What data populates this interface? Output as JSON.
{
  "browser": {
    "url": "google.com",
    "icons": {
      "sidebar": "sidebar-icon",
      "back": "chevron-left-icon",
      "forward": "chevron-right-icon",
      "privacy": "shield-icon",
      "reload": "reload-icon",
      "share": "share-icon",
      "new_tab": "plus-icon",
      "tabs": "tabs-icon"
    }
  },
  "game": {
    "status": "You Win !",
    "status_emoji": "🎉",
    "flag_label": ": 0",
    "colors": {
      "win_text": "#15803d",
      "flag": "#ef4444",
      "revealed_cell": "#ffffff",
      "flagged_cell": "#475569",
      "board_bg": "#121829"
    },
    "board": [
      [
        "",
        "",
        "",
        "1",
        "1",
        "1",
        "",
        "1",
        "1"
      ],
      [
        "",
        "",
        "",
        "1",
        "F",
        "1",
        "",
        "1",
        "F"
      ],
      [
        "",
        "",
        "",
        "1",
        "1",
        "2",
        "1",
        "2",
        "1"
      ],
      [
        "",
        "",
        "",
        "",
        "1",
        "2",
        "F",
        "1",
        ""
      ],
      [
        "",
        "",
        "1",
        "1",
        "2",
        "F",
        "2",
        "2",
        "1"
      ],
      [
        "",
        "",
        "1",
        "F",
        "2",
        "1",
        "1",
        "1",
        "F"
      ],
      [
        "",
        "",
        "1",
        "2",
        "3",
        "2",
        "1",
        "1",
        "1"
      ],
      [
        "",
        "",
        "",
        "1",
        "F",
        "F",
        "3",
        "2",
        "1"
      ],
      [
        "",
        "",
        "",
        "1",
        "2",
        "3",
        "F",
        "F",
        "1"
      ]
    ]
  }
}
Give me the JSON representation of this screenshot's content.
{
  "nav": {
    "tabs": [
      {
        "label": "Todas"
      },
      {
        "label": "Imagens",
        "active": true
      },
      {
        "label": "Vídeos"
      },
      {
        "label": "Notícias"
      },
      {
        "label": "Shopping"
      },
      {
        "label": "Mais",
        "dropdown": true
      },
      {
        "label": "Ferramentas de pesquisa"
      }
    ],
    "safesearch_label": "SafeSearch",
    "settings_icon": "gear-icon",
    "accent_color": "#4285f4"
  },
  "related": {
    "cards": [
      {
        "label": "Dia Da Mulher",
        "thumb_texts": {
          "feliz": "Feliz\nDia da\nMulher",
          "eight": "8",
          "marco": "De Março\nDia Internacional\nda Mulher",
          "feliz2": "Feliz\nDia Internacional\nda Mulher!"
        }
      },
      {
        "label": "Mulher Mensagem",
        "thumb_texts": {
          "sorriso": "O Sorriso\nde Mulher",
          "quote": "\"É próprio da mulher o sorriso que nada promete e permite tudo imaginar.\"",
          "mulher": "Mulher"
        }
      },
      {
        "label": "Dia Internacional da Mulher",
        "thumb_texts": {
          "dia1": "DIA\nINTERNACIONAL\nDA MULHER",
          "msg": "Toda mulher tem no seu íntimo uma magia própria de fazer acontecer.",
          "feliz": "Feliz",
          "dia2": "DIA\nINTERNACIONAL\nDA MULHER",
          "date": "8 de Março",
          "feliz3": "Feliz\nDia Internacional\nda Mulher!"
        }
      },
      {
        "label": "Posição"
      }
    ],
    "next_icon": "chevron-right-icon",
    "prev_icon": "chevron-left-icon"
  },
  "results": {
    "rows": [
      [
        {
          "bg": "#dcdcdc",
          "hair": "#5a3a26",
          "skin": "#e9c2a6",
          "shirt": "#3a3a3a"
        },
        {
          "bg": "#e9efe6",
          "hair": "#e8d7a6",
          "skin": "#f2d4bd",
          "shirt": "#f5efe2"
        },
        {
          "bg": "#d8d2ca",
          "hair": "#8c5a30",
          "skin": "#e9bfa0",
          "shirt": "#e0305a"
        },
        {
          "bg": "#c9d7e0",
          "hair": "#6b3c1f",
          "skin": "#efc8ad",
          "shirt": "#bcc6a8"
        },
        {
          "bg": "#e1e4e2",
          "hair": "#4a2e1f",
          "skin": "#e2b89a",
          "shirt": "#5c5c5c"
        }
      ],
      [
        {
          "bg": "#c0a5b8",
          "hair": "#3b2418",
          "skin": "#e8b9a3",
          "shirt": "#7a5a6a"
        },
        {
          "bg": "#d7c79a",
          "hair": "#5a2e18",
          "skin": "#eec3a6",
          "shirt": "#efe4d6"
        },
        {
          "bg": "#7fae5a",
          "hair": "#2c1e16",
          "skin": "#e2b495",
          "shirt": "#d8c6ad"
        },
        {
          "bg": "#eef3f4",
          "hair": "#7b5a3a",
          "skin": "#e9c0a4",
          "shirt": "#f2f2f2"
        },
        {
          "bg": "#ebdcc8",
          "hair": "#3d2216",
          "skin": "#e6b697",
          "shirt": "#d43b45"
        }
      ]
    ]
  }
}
• • • •
Work to be completed
Exactly reproduce every line of the records.

Full answer
What data populates this interface? Output as JSON.
{
  "browser": {
    "url": "google.com",
    "icons": {
      "sidebar": "sidebar-icon",
      "back": "chevron-left-icon",
      "forward": "chevron-right-icon",
      "privacy": "shield-icon",
      "reload": "reload-icon",
      "share": "share-icon",
      "new_tab": "plus-icon",
      "tabs": "tabs-icon"
    }
  },
  "game": {
    "status": "You Win !",
    "status_emoji": "🎉",
    "flag_label": ": 0",
    "colors": {
      "win_text": "#15803d",
      "flag": "#ef4444",
      "revealed_cell": "#ffffff",
      "flagged_cell": "#475569",
      "board_bg": "#121829"
    },
    "board": [
      [
        "",
        "",
        "",
        "1",
        "1",
        "1",
        "",
        "1",
        "1"
      ],
      [
        "",
        "",
        "",
        "1",
        "F",
        "1",
        "",
        "1",
        "F"
      ],
      [
        "",
        "",
        "",
        "1",
        "1",
        "2",
        "1",
        "2",
        "1"
      ],
      [
        "",
        "",
        "",
        "",
        "1",
        "2",
        "F",
        "1",
        ""
      ],
      [
        "",
        "",
        "1",
        "1",
        "2",
        "F",
        "2",
        "2",
        "1"
      ],
      [
        "",
        "",
        "1",
        "F",
        "2",
        "1",
        "1",
        "1",
        "F"
      ],
      [
        "",
        "",
        "1",
        "2",
        "3",
        "2",
        "1",
        "1",
        "1"
      ],
      [
        "",
        "",
        "",
        "1",
        "F",
        "F",
        "3",
        "2",
        "1"
      ],
      [
        "",
        "",
        "",
        "1",
        "2",
        "3",
        "F",
        "F",
        "1"
      ]
    ]
  }
}
Give me the JSON representation of this screenshot's content.
{
  "nav": {
    "tabs": [
      {
        "label": "Todas"
      },
      {
        "label": "Imagens",
        "active": true
      },
      {
        "label": "Vídeos"
      },
      {
        "label": "Notícias"
      },
      {
        "label": "Shopping"
      },
      {
        "label": "Mais",
        "dropdown": true
      },
      {
        "label": "Ferramentas de pesquisa"
      }
    ],
    "safesearch_label": "SafeSearch",
    "settings_icon": "gear-icon",
    "accent_color": "#4285f4"
  },
  "related": {
    "cards": [
      {
        "label": "Dia Da Mulher",
        "thumb_texts": {
          "feliz": "Feliz\nDia da\nMulher",
          "eight": "8",
          "marco": "De Março\nDia Internacional\nda Mulher",
          "feliz2": "Feliz\nDia Internacional\nda Mulher!"
        }
      },
      {
        "label": "Mulher Mensagem",
        "thumb_texts": {
          "sorriso": "O Sorriso\nde Mulher",
          "quote": "\"É próprio da mulher o sorriso que nada promete e permite tudo imaginar.\"",
          "mulher": "Mulher"
        }
      },
      {
        "label": "Dia Internacional da Mulher",
        "thumb_texts": {
          "dia1": "DIA\nINTERNACIONAL\nDA MULHER",
          "msg": "Toda mulher tem no seu íntimo uma magia própria de fazer acontecer.",
          "feliz": "Feliz",
          "dia2": "DIA\nINTERNACIONAL\nDA MULHER",
          "date": "8 de Março",
          "feliz3": "Feliz\nDia Internacional\nda Mulher!"
        }
      },
      {
        "label": "Posição"
      }
    ],
    "next_icon": "chevron-right-icon",
    "prev_icon": "chevron-left-icon"
  },
  "results": {
    "rows": [
      [
        {
          "bg": "#dcdcdc",
          "hair": "#5a3a26",
          "skin": "#e9c2a6",
          "shirt": "#3a3a3a"
        },
        {
          "bg": "#e9efe6",
          "hair": "#e8d7a6",
          "skin": "#f2d4bd",
          "shirt": "#f5efe2"
        },
        {
          "bg": "#d8d2ca",
          "hair": "#8c5a30",
          "skin": "#e9bfa0",
          "shirt": "#e0305a"
        },
        {
          "bg": "#c9d7e0",
          "hair": "#6b3c1f",
          "skin": "#efc8ad",
          "shirt": "#bcc6a8"
        },
        {
          "bg": "#e1e4e2",
          "hair": "#4a2e1f",
          "skin": "#e2b89a",
          "shirt": "#5c5c5c"
        }
      ],
      [
        {
          "bg": "#c0a5b8",
          "hair": "#3b2418",
          "skin": "#e8b9a3",
          "shirt": "#7a5a6a"
        },
        {
          "bg": "#d7c79a",
          "hair": "#5a2e18",
          "skin": "#eec3a6",
          "shirt": "#efe4d6"
        },
        {
          "bg": "#7fae5a",
          "hair": "#2c1e16",
          "skin": "#e2b495",
          "shirt": "#d8c6ad"
        },
        {
          "bg": "#eef3f4",
          "hair": "#7b5a3a",
          "skin": "#e9c0a4",
          "shirt": "#f2f2f2"
        },
        {
          "bg": "#ebdcc8",
          "hair": "#3d2216",
          "skin": "#e6b697",
          "shirt": "#d43b45"
        }
      ]
    ]
  }
}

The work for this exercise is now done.